***** Materials provided

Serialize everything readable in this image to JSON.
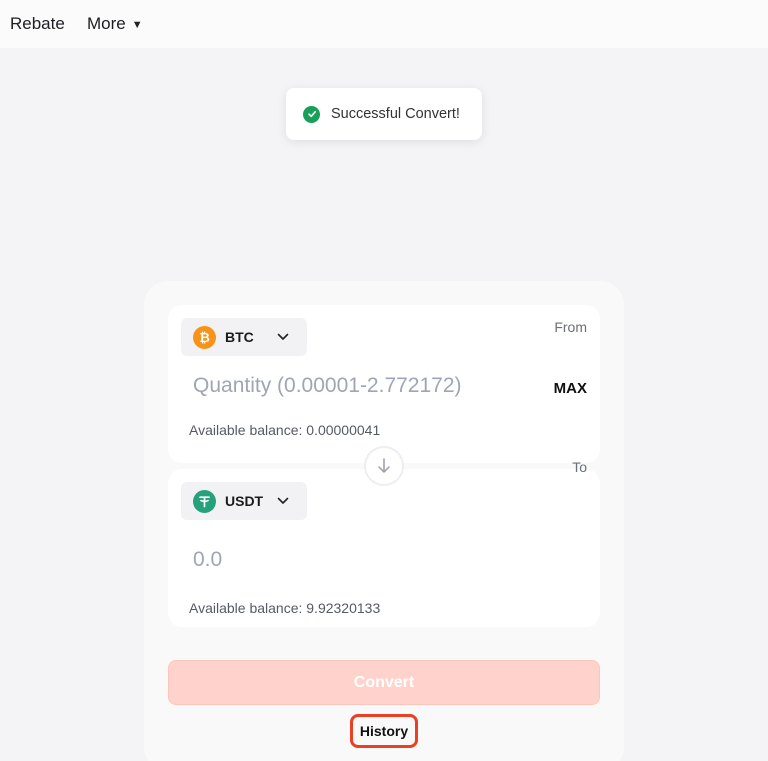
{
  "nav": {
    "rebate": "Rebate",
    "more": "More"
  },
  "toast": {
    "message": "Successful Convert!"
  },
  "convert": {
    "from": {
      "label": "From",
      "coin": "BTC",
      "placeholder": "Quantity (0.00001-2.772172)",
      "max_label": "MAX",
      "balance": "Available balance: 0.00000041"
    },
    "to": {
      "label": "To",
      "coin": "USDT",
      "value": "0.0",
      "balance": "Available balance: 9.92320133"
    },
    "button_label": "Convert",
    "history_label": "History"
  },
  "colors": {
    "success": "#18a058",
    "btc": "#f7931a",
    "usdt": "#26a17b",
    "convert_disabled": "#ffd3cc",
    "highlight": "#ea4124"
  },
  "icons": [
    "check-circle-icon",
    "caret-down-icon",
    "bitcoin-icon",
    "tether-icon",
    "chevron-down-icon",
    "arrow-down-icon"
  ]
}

**********

Written exercise:
Select and copy each line from the data that includes the word "Available".

Answer to the problem:
      "balance": "Available balance: 0.00000041"
      "balance": "Available balance: 9.92320133"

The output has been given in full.